What you will do: Please count the lines in the listing below where the word "Skarbu" appears. Give the number only.

┏━━

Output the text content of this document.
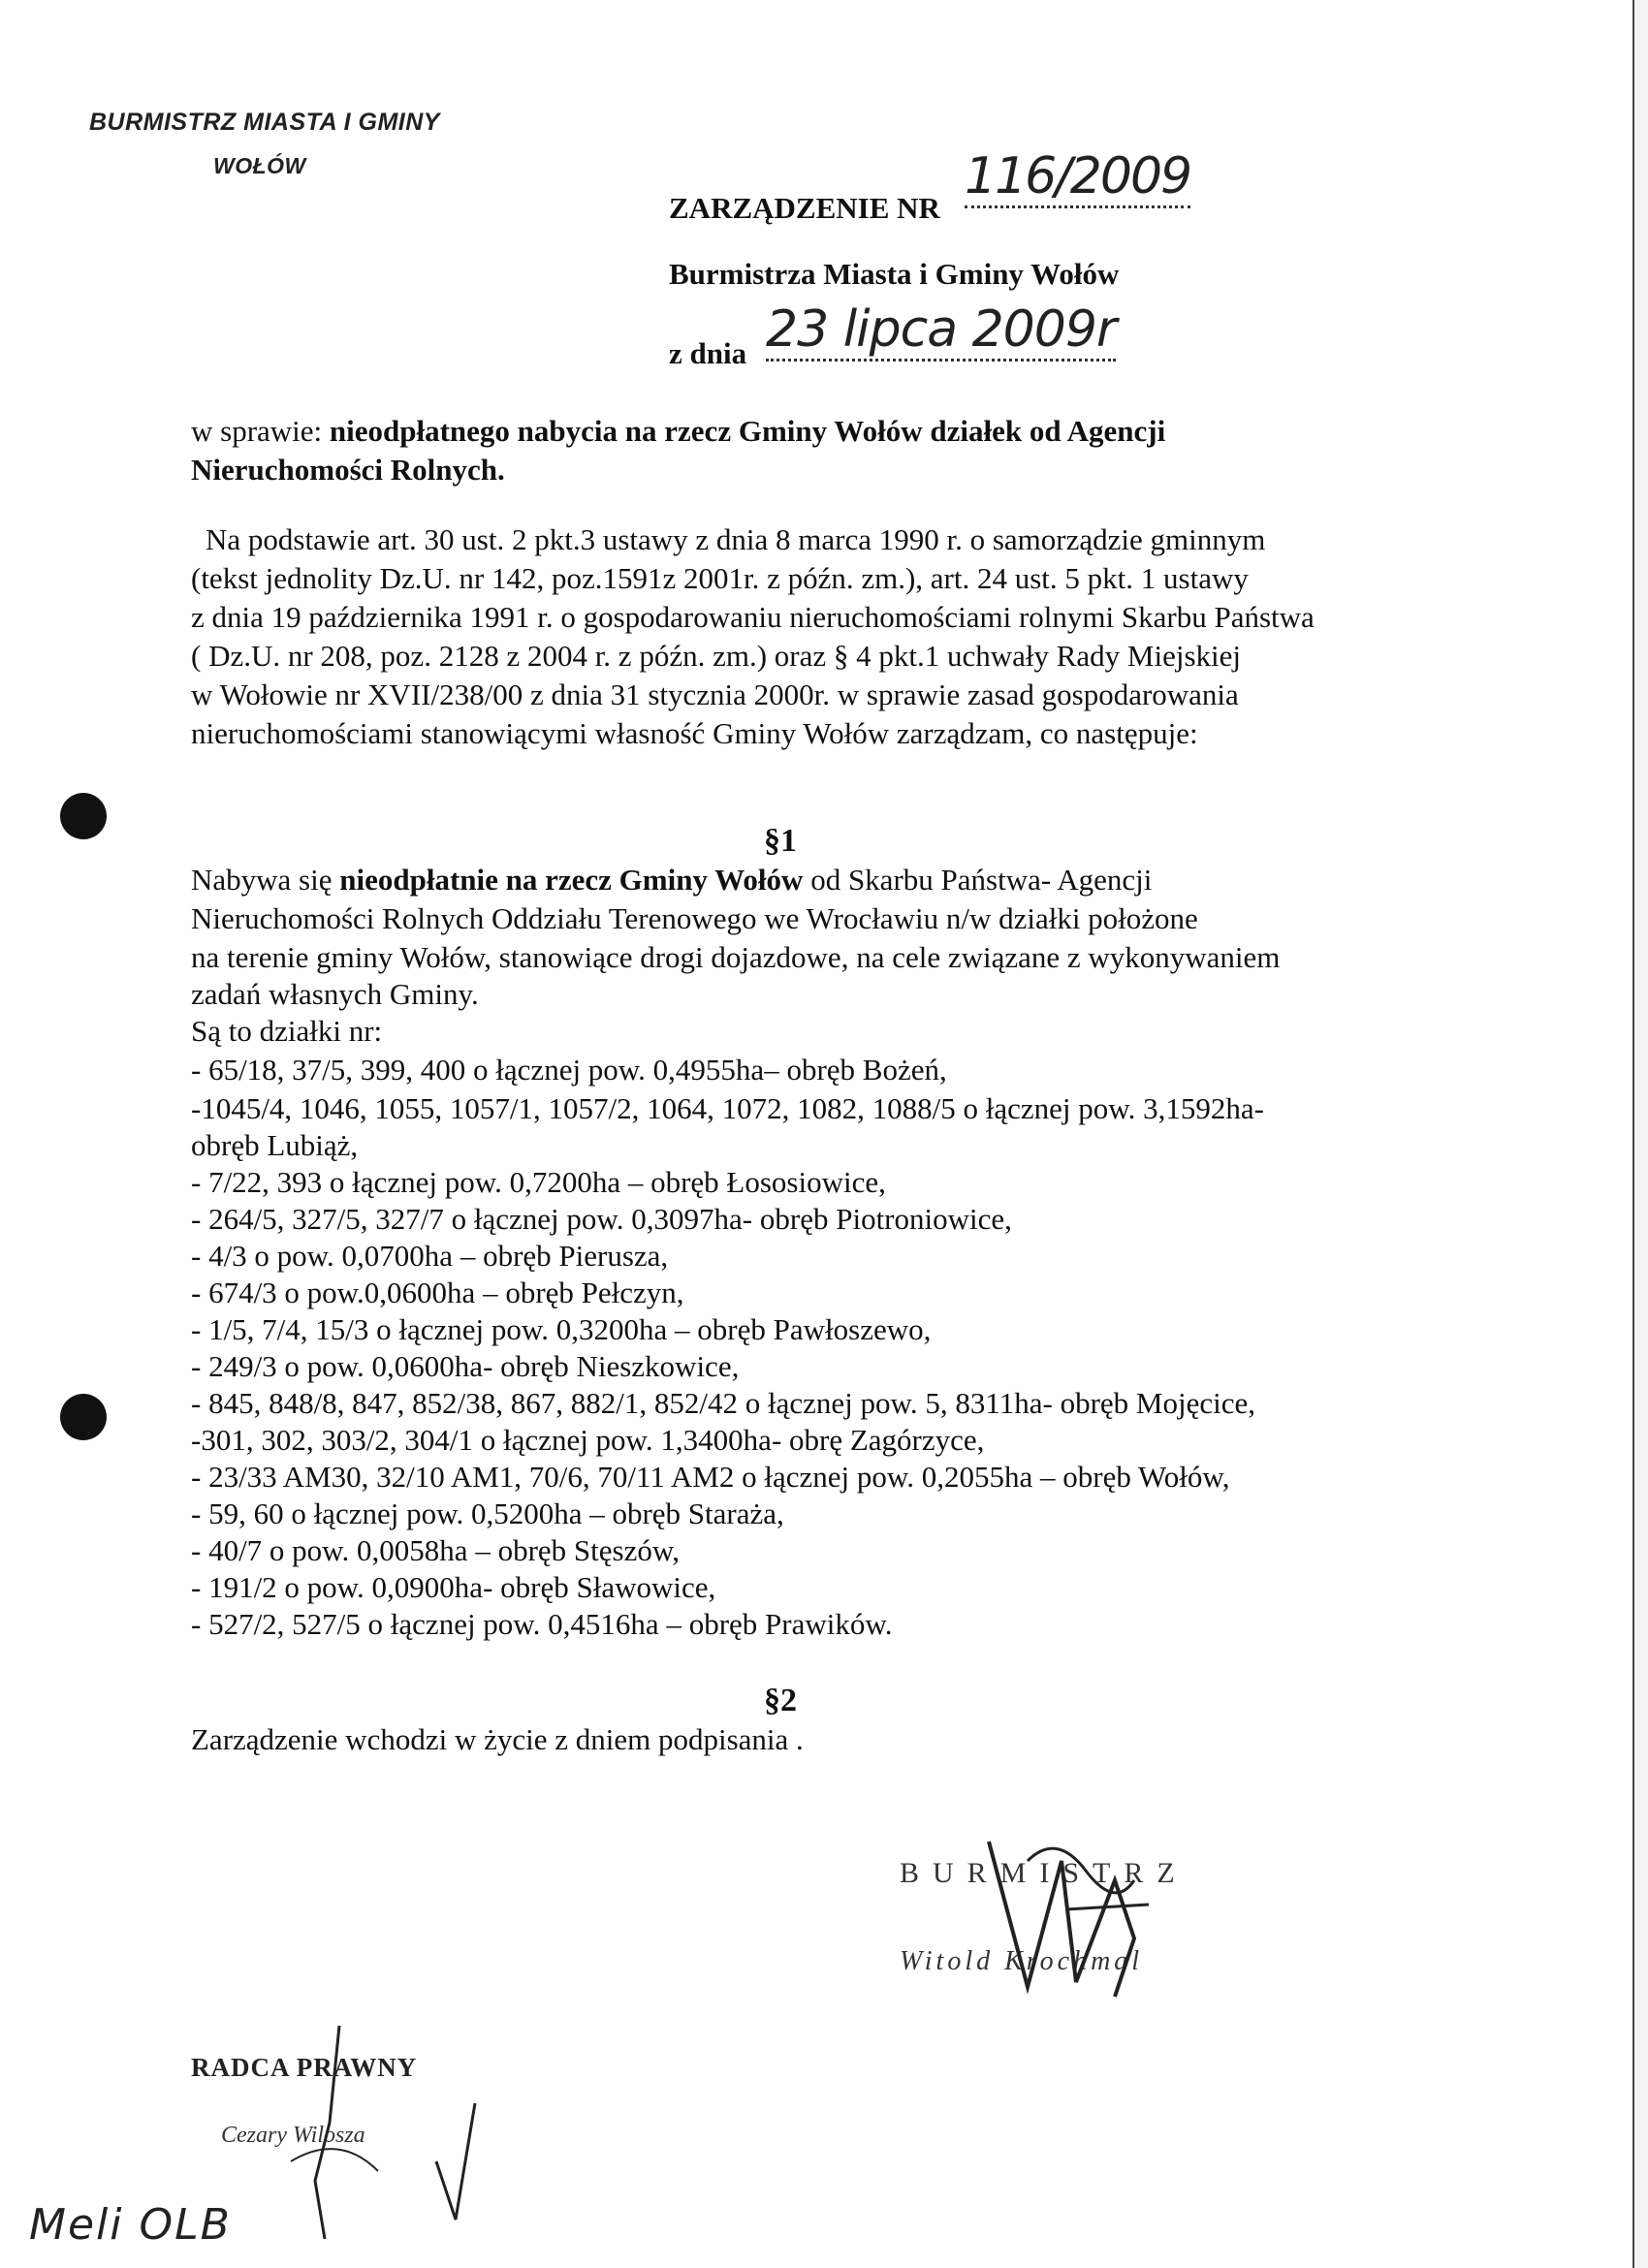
BURMISTRZ MIASTA I GMINY
WOŁÓW
ZARZĄDZENIE NR
116/2009
Burmistrza Miasta i Gminy Wołów
z dnia 23 lipca 2009r
w sprawie: nieodpłatnego nabycia na rzecz Gminy Wołów działek od Agencji
Nieruchomości Rolnych.
Na podstawie art. 30 ust. 2 pkt.3 ustawy z dnia 8 marca 1990 r. o samorządzie gminnym
(tekst jednolity Dz.U. nr 142, poz.1591z 2001r. z późn. zm.), art. 24 ust. 5 pkt. 1 ustawy
z dnia 19 października 1991 r. o gospodarowaniu nieruchomościami rolnymi Skarbu Państwa
( Dz.U. nr 208, poz. 2128 z 2004 r. z późn. zm.) oraz § 4 pkt.1 uchwały Rady Miejskiej
w Wołowie nr XVII/238/00 z dnia 31 stycznia 2000r. w sprawie zasad gospodarowania
nieruchomościami stanowiącymi własność Gminy Wołów zarządzam, co następuje:
§1
Nabywa się nieodpłatnie na rzecz Gminy Wołów od Skarbu Państwa- Agencji
Nieruchomości Rolnych Oddziału Terenowego we Wrocławiu n/w działki położone
na terenie gminy Wołów, stanowiące drogi dojazdowe, na cele związane z wykonywaniem
zadań własnych Gminy.
Są to działki nr:
- 65/18, 37/5, 399, 400 o łącznej pow. 0,4955ha– obręb Bożeń,
-1045/4, 1046, 1055, 1057/1, 1057/2, 1064, 1072, 1082, 1088/5 o łącznej pow. 3,1592ha-
obręb Lubiąż,
- 7/22, 393 o łącznej pow. 0,7200ha – obręb Łososiowice,
- 264/5, 327/5, 327/7 o łącznej pow. 0,3097ha- obręb Piotroniowice,
- 4/3 o pow. 0,0700ha – obręb Pierusza,
- 674/3 o pow.0,0600ha – obręb Pełczyn,
- 1/5, 7/4, 15/3 o łącznej pow. 0,3200ha – obręb Pawłoszewo,
- 249/3 o pow. 0,0600ha- obręb Nieszkowice,
- 845, 848/8, 847, 852/38, 867, 882/1, 852/42 o łącznej pow. 5, 8311ha- obręb Mojęcice,
-301, 302, 303/2, 304/1 o łącznej pow. 1,3400ha- obrę Zagórzyce,
- 23/33 AM30, 32/10 AM1, 70/6, 70/11 AM2 o łącznej pow. 0,2055ha – obręb Wołów,
- 59, 60 o łącznej pow. 0,5200ha – obręb Staraża,
- 40/7 o pow. 0,0058ha – obręb Stęszów,
- 191/2 o pow. 0,0900ha- obręb Sławowice,
- 527/2, 527/5 o łącznej pow. 0,4516ha – obręb Prawików.
§2
Zarządzenie wchodzi w życie z dniem podpisania .
BURMISTRZ
Witold Krochmal
RADCA PRAWNY
Cezary Wilosza
Meli OLB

┗━━

Full solution: 2